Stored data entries
____________

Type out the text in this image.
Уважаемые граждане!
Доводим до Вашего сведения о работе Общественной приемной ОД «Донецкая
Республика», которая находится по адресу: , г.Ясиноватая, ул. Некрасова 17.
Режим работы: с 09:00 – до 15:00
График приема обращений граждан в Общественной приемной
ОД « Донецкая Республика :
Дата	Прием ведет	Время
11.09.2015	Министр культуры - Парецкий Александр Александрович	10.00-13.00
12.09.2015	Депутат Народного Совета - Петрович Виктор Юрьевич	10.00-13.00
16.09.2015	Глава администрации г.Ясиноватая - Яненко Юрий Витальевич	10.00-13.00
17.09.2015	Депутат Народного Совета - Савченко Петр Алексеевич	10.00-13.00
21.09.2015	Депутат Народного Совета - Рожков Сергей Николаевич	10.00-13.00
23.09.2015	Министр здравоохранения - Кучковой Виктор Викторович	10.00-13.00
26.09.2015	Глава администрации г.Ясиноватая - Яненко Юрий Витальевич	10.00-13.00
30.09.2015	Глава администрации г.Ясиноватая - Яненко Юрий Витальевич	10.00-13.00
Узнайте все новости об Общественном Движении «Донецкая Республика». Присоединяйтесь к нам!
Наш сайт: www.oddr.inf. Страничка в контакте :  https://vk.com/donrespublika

____________

SET PROBLEM
Reproduce every line above without error.

RESPONSE TO THE EXERCISE
Type out the text in this image.
Уважаемые граждане!
Доводим до Вашего сведения о работе Общественной приемной ОД «Донецкая
Республика», которая находится по адресу: , г.Ясиноватая, ул. Некрасова 17.
Режим работы: с 09:00 – до 15:00
График приема обращений граждан в Общественной приемной
ОД « Донецкая Республика :
Дата	Прием ведет	Время
11.09.2015	Министр культуры - Парецкий Александр Александрович	10.00-13.00
12.09.2015	Депутат Народного Совета - Петрович Виктор Юрьевич	10.00-13.00
16.09.2015	Глава администрации г.Ясиноватая - Яненко Юрий Витальевич	10.00-13.00
17.09.2015	Депутат Народного Совета - Савченко Петр Алексеевич	10.00-13.00
21.09.2015	Депутат Народного Совета - Рожков Сергей Николаевич	10.00-13.00
23.09.2015	Министр здравоохранения - Кучковой Виктор Викторович	10.00-13.00
26.09.2015	Глава администрации г.Ясиноватая - Яненко Юрий Витальевич	10.00-13.00
30.09.2015	Глава администрации г.Ясиноватая - Яненко Юрий Витальевич	10.00-13.00
Узнайте все новости об Общественном Движении «Донецкая Республика». Присоединяйтесь к нам!
Наш сайт: www.oddr.inf. Страничка в контакте :  https://vk.com/donrespublika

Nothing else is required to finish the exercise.